→ EXERCISE DIRECTIONS
All lines in the material containing the word "color" need to be copied.
::: AVAILABLE DATA
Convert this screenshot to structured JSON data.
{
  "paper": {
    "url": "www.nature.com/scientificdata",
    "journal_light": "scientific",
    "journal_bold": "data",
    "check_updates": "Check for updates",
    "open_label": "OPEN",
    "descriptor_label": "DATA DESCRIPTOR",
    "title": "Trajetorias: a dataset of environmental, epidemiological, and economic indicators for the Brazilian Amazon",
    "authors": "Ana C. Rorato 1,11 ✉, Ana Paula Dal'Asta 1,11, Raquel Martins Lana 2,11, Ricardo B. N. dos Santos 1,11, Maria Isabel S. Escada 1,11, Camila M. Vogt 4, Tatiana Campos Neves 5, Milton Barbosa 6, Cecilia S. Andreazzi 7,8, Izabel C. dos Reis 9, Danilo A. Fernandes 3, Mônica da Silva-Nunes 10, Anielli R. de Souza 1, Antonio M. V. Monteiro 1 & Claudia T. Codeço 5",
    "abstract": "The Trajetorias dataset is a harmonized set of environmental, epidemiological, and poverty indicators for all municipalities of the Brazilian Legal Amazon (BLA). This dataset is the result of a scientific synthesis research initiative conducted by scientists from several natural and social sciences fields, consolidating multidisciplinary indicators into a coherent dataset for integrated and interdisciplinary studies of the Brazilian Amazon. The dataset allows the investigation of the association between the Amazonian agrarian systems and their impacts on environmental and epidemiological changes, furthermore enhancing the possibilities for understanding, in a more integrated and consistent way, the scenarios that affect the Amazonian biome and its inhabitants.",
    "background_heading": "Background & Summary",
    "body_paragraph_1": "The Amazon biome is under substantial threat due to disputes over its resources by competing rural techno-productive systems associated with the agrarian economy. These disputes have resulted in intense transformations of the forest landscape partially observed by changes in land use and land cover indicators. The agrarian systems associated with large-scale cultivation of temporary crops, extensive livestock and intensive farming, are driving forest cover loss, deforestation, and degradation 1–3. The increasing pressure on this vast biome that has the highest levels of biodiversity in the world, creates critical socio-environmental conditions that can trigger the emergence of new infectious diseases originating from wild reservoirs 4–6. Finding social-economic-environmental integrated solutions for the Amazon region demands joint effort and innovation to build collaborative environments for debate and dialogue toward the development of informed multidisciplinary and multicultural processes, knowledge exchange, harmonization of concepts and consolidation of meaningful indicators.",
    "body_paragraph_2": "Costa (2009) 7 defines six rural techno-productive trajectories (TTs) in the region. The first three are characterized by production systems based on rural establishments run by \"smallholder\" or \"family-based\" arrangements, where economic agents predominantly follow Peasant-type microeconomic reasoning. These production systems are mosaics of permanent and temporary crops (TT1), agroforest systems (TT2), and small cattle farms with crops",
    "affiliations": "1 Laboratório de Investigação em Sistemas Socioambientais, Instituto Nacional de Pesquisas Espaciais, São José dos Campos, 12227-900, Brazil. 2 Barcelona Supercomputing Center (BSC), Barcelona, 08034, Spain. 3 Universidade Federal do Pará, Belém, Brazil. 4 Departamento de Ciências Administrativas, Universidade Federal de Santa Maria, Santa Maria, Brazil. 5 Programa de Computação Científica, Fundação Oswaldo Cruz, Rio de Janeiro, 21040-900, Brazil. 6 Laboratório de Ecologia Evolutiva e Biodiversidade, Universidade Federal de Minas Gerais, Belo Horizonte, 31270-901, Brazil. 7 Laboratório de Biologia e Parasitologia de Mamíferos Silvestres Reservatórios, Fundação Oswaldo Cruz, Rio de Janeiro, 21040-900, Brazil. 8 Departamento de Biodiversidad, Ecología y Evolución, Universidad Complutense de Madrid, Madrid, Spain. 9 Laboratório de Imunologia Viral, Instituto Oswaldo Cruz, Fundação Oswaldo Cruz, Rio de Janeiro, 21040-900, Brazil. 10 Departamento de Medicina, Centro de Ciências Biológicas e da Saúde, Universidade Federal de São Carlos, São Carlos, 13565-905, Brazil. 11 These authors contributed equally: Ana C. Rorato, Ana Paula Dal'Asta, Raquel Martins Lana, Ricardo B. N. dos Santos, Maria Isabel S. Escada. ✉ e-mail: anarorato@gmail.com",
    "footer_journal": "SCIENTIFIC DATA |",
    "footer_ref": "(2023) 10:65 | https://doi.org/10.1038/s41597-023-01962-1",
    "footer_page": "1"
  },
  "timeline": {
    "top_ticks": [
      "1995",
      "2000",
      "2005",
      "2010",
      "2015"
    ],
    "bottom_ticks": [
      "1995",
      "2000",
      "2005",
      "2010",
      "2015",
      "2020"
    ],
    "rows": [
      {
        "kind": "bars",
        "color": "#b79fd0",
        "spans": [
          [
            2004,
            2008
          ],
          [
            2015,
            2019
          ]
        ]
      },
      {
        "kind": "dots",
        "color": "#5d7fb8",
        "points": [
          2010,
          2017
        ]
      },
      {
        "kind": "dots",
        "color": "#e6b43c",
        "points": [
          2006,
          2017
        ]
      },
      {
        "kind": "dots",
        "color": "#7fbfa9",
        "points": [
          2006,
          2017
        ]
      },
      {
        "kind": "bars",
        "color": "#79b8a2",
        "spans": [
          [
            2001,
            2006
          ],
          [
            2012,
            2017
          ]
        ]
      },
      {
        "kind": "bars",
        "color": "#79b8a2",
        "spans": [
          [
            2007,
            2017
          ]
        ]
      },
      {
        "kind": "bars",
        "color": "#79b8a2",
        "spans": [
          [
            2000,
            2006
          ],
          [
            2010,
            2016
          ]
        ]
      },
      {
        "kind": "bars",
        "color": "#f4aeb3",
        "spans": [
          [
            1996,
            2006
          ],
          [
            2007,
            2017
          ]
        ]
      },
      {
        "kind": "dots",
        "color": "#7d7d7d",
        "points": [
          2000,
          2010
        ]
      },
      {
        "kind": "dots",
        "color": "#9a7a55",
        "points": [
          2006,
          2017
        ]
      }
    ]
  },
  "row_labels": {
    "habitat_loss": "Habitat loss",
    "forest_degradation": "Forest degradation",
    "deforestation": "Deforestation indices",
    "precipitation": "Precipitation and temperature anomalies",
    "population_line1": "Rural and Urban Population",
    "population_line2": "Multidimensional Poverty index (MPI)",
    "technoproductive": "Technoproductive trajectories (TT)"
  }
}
::::::
→ ANSWER TO THIS EXERCISE
        "color": "#b79fd0",
        "color": "#5d7fb8",
        "color": "#e6b43c",
        "color": "#7fbfa9",
        "color": "#79b8a2",
        "color": "#79b8a2",
        "color": "#79b8a2",
        "color": "#f4aeb3",
        "color": "#7d7d7d",
        "color": "#9a7a55",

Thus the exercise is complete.